*WRITTEN REQUEST*
Copy out all lines carrying the word "hebdomadaires".

Some records
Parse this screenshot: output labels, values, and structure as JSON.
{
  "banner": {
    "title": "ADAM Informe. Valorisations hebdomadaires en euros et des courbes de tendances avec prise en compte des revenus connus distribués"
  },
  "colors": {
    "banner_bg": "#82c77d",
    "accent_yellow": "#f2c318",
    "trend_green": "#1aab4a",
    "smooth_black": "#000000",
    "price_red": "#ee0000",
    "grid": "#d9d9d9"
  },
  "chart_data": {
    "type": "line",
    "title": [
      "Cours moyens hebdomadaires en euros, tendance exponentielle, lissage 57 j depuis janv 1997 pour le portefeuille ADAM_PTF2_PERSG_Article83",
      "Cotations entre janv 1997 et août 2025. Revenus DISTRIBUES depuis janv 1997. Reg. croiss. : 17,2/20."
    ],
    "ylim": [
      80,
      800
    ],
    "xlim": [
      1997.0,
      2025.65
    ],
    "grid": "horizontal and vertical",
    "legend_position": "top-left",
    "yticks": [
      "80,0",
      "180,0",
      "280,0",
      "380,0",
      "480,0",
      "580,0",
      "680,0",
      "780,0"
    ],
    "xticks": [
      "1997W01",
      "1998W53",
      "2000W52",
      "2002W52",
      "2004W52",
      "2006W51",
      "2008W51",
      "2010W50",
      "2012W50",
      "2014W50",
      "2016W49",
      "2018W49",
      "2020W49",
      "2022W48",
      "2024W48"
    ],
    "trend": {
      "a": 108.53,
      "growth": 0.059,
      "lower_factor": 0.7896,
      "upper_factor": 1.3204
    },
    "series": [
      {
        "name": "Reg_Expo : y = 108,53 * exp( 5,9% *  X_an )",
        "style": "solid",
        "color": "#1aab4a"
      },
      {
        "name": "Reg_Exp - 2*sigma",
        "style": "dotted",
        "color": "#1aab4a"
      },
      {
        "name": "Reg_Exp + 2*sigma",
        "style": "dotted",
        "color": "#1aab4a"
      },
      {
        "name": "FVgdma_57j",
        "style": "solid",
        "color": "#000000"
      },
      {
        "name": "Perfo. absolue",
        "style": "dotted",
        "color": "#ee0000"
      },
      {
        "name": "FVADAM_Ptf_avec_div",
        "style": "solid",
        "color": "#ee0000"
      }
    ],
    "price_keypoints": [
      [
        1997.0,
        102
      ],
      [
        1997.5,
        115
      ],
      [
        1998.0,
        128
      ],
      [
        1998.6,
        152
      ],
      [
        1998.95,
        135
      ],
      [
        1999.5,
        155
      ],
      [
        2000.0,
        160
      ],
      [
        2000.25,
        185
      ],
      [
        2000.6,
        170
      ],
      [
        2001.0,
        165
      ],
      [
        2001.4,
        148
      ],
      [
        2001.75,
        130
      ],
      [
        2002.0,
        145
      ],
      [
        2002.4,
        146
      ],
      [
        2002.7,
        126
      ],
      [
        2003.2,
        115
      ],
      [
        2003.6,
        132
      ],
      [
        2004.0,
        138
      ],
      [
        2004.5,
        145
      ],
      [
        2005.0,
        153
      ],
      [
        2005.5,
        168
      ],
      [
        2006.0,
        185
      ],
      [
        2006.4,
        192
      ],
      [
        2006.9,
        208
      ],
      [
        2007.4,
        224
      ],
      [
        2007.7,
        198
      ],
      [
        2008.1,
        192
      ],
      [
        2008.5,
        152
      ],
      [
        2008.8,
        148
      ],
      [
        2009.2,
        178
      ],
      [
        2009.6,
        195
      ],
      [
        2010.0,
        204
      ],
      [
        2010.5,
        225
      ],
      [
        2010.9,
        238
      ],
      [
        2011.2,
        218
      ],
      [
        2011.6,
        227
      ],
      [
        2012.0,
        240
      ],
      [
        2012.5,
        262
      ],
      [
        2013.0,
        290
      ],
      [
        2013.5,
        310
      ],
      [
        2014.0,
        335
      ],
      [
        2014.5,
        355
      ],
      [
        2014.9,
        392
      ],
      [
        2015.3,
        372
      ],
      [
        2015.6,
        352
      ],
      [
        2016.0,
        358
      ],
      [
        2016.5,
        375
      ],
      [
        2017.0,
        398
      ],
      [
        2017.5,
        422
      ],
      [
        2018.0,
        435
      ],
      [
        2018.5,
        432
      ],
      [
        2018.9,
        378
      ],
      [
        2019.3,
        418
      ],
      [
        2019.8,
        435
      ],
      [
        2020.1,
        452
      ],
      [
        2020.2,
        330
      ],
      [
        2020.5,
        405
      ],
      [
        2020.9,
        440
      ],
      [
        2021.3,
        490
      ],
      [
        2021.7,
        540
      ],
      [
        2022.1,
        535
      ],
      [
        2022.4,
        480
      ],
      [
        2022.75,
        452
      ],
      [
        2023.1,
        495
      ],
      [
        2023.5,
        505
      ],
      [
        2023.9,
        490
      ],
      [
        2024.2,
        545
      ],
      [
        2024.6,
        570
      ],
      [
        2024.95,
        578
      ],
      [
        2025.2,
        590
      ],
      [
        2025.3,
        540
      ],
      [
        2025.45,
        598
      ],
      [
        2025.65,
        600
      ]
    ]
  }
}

*WRITTEN ANSWER*
    "title": "ADAM Informe. Valorisations hebdomadaires en euros et des courbes de tendances avec prise en compte des revenus connus distribués"
      "Cours moyens hebdomadaires en euros, tendance exponentielle, lissage 57 j depuis janv 1997 pour le portefeuille ADAM_PTF2_PERSG_Article83",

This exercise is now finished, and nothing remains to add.